Objective: Scan the lines below for the word "dzień". Copy each line you find it in.

Supplied data:
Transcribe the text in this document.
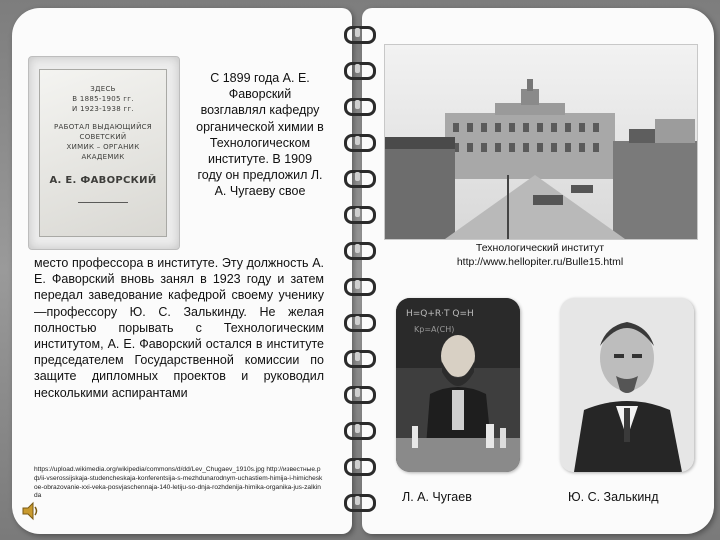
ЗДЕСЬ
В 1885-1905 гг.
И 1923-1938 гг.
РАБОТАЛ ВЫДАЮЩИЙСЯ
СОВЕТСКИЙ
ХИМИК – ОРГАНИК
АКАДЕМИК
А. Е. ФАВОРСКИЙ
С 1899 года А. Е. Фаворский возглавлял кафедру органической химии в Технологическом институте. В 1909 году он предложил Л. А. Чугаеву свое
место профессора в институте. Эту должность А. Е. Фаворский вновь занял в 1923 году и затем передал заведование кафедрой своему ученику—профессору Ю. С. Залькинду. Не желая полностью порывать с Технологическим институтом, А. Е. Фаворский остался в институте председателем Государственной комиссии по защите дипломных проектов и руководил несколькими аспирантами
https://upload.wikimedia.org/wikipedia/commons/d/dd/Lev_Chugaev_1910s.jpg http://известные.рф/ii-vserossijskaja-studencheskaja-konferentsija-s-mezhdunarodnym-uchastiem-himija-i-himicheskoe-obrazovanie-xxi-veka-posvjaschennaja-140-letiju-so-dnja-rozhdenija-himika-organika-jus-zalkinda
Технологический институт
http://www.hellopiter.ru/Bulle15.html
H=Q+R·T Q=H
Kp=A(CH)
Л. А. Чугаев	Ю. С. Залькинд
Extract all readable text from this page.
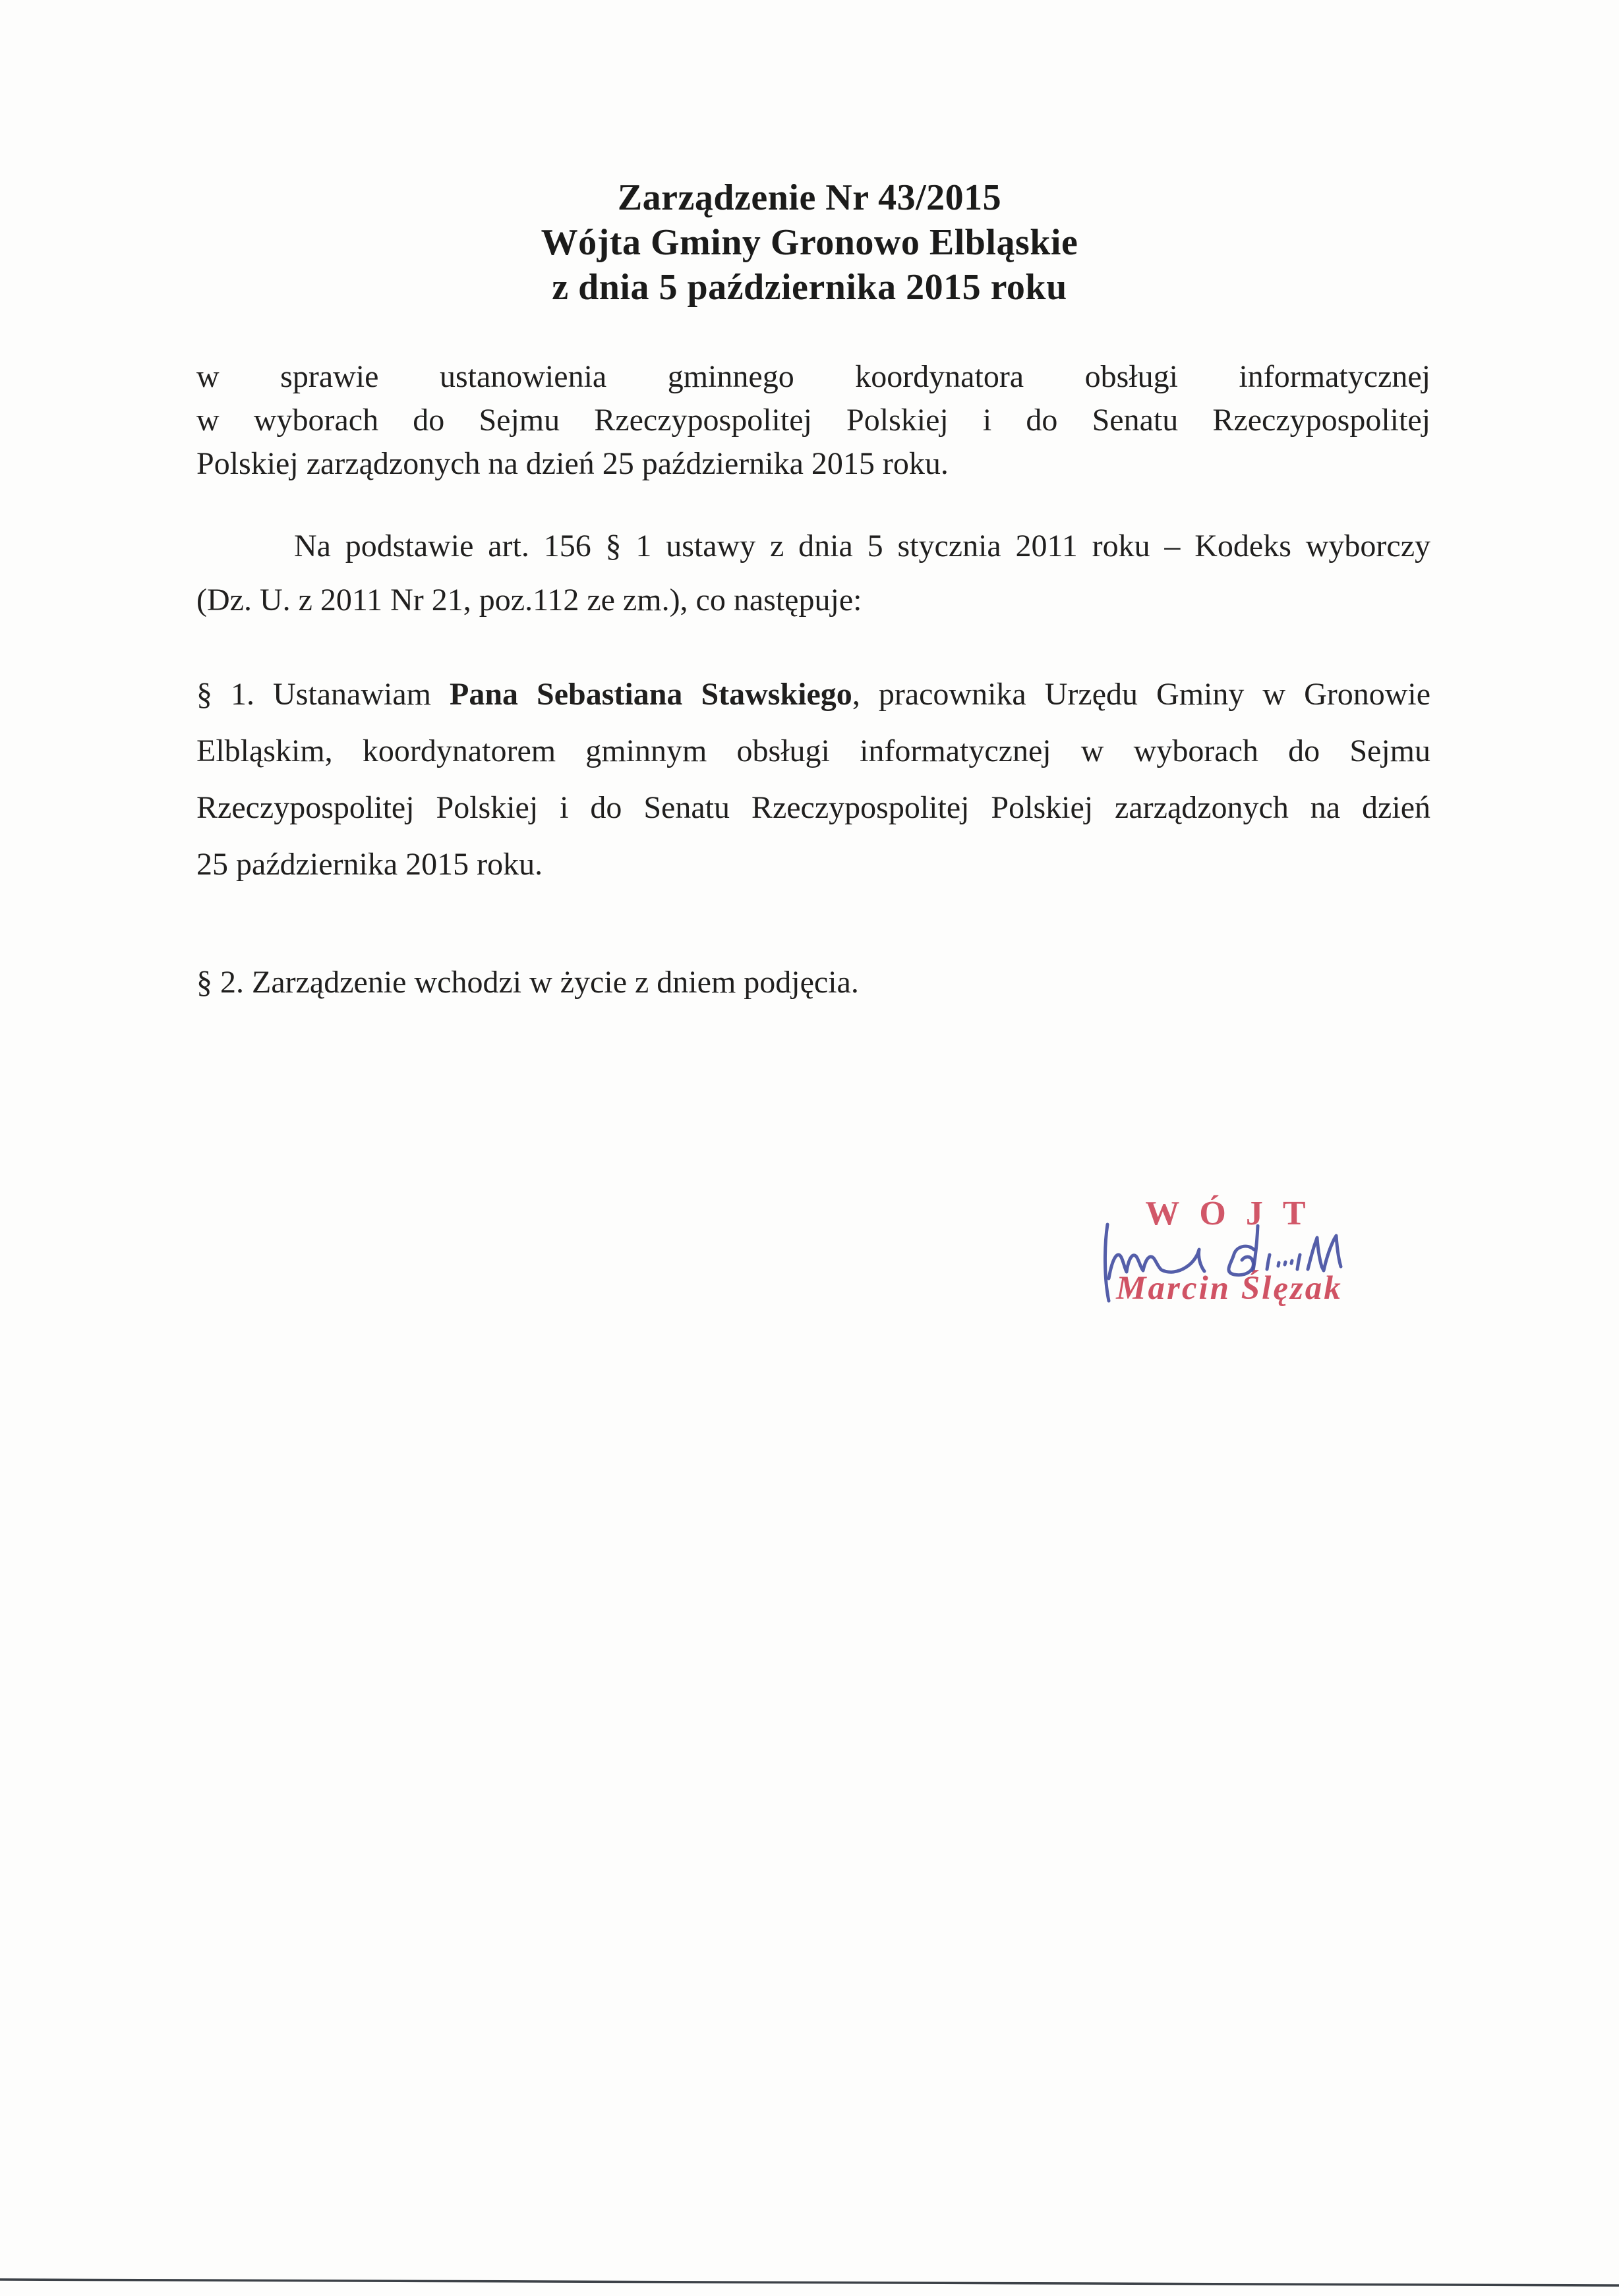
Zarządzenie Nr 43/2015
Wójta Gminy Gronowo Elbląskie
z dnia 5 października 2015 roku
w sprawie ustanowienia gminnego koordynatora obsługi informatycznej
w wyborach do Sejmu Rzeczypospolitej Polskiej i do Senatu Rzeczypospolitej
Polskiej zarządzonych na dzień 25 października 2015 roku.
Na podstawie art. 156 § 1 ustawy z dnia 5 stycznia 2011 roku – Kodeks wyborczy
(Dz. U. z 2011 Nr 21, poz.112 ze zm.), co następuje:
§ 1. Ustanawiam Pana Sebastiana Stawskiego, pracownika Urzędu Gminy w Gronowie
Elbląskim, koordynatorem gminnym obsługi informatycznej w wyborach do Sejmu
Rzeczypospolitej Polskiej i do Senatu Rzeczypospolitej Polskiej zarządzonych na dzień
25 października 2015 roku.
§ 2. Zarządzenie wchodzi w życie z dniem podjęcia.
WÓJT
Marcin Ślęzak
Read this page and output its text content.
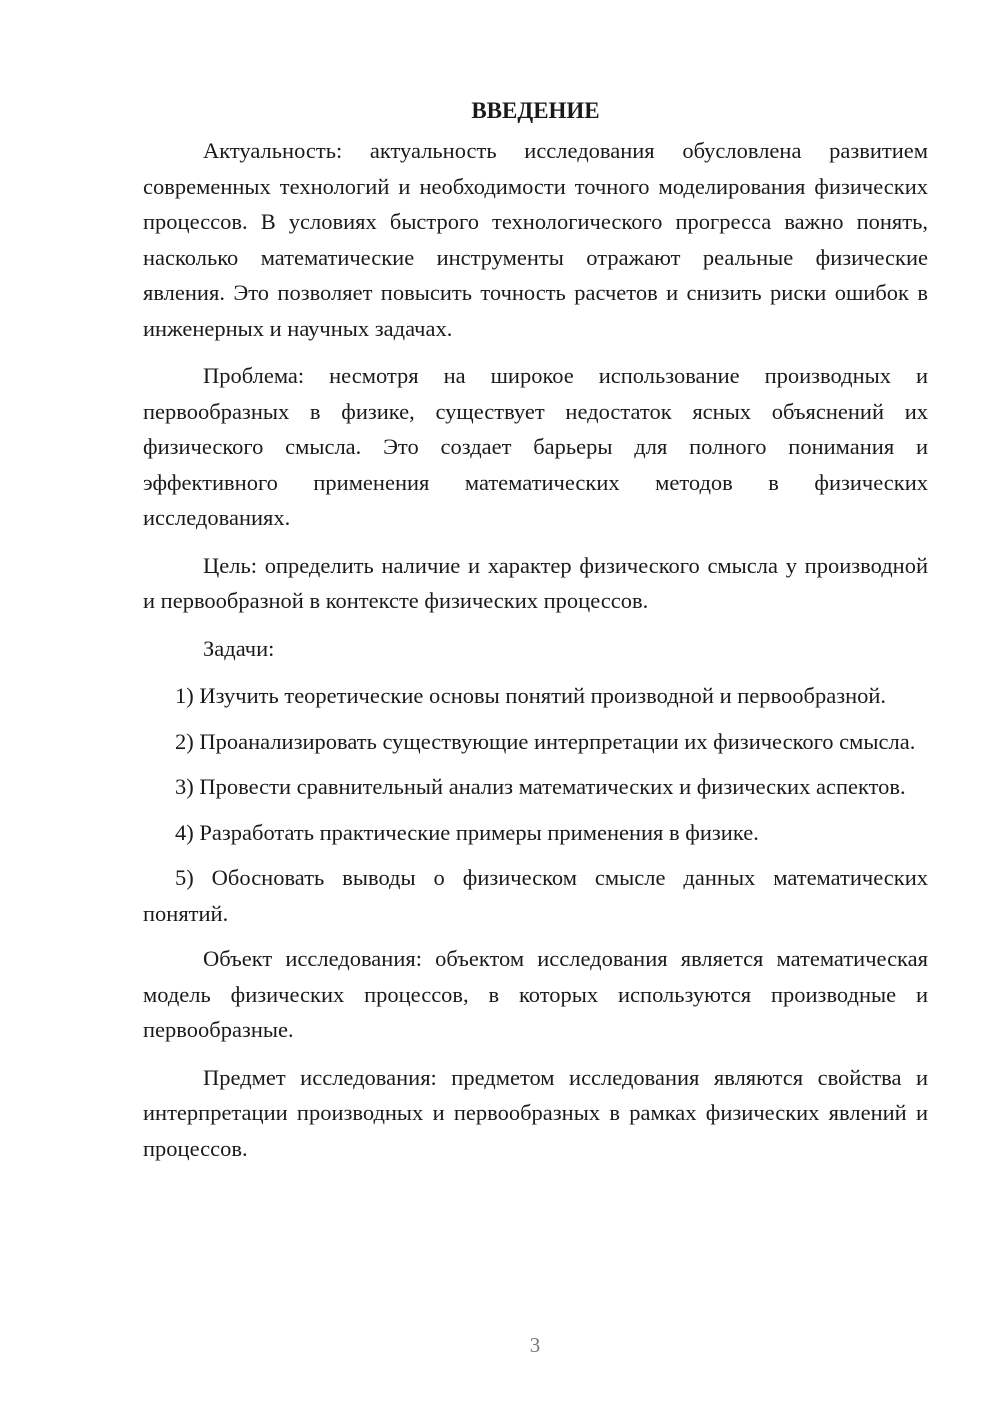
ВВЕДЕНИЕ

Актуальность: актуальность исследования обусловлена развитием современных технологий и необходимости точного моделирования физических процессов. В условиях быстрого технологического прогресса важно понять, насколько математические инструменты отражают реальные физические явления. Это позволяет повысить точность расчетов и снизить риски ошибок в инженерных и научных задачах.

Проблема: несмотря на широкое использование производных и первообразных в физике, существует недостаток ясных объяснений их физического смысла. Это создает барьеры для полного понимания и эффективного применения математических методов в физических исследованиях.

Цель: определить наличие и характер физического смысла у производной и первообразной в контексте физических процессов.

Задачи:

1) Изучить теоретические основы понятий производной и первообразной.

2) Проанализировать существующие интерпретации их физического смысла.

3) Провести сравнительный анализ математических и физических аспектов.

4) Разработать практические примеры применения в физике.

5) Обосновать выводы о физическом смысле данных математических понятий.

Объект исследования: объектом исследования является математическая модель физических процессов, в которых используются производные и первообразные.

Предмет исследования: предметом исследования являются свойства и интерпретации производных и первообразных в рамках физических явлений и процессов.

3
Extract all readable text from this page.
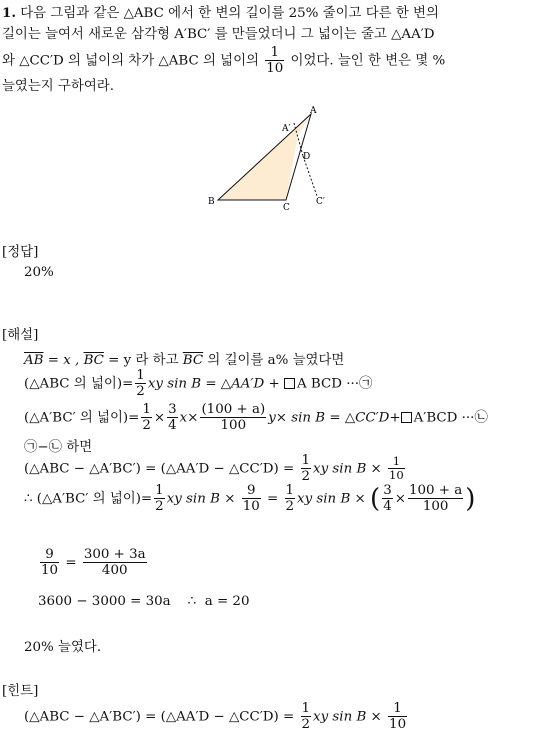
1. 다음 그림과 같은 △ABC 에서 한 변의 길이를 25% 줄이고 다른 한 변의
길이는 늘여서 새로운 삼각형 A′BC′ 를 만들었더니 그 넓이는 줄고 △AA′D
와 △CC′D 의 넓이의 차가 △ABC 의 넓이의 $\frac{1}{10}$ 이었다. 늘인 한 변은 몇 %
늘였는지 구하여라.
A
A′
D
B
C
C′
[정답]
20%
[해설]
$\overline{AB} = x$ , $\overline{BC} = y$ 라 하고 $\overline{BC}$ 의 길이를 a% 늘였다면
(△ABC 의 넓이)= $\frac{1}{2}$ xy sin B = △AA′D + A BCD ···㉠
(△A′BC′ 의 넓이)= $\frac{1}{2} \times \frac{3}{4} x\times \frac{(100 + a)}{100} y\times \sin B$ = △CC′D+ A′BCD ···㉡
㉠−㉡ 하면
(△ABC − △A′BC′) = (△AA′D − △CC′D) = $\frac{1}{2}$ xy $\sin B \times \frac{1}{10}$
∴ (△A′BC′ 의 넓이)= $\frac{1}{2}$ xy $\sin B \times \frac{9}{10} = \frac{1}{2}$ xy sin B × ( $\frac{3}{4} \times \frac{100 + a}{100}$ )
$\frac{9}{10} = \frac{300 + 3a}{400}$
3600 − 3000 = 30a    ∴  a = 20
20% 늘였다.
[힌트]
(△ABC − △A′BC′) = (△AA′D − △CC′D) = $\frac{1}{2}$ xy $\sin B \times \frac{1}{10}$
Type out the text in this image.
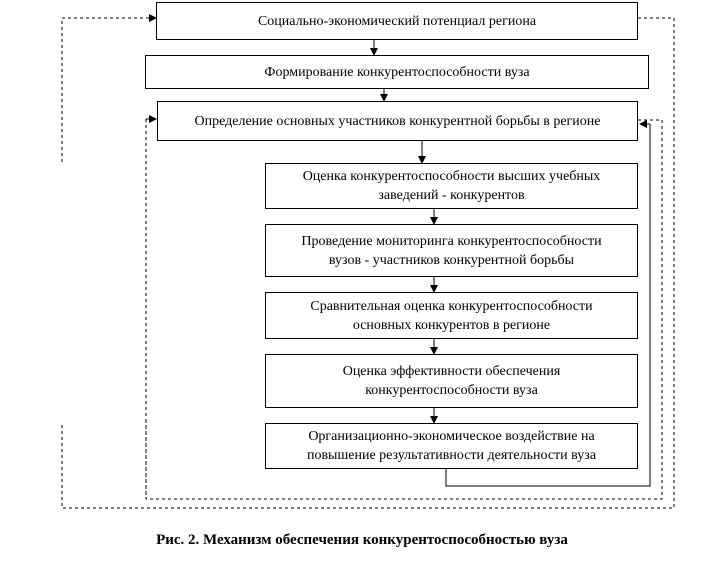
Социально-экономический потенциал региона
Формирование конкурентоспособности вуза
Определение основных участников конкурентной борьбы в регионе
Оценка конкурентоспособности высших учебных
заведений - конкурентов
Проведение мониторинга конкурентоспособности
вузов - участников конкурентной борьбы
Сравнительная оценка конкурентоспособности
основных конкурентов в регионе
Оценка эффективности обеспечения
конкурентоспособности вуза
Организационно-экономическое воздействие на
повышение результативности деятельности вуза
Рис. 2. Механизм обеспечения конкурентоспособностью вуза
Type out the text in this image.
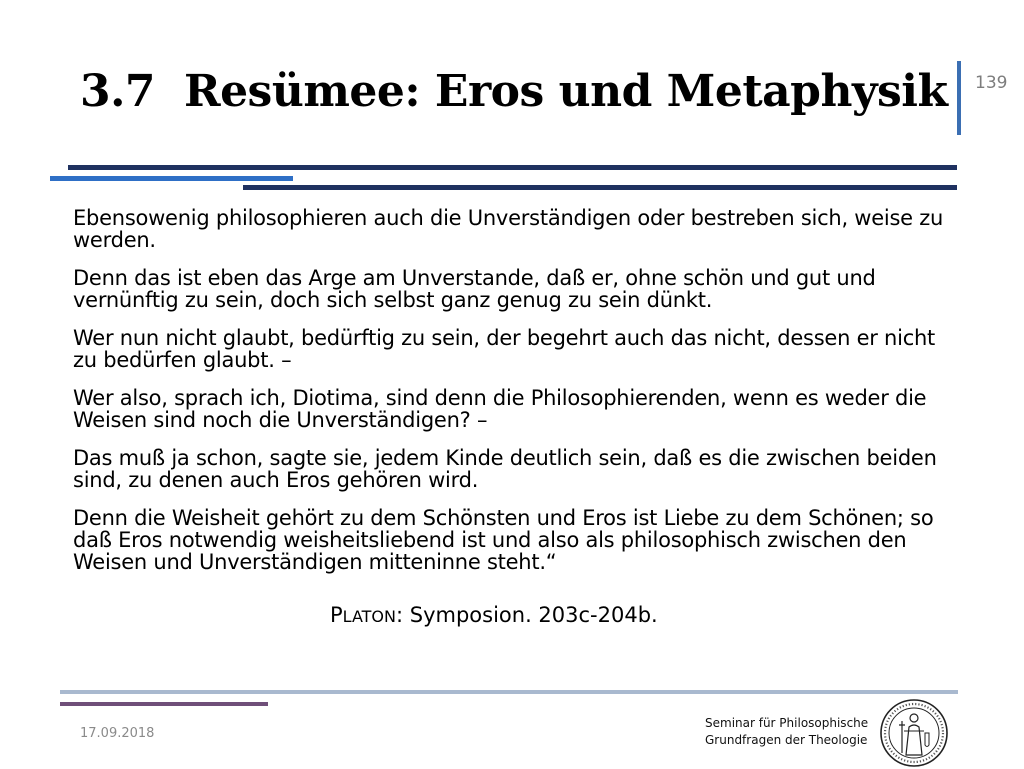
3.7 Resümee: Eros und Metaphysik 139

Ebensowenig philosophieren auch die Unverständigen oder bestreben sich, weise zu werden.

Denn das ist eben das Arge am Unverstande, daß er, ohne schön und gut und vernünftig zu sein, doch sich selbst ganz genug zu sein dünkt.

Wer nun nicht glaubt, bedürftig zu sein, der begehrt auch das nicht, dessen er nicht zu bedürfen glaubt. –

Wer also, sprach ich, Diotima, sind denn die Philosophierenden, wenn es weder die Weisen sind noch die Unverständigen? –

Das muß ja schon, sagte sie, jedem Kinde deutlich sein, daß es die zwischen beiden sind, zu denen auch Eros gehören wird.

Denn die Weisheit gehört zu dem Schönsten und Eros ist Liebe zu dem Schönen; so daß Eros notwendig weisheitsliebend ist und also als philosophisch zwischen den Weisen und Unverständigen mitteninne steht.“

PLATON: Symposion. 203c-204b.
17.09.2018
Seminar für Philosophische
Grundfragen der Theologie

Reply:
Polskiej zarządzonych na dzień 25 października 2015 roku.
Rzeczypospolitej Polskiej i do Senatu Rzeczypospolitej Polskiej zarządzonych na dzień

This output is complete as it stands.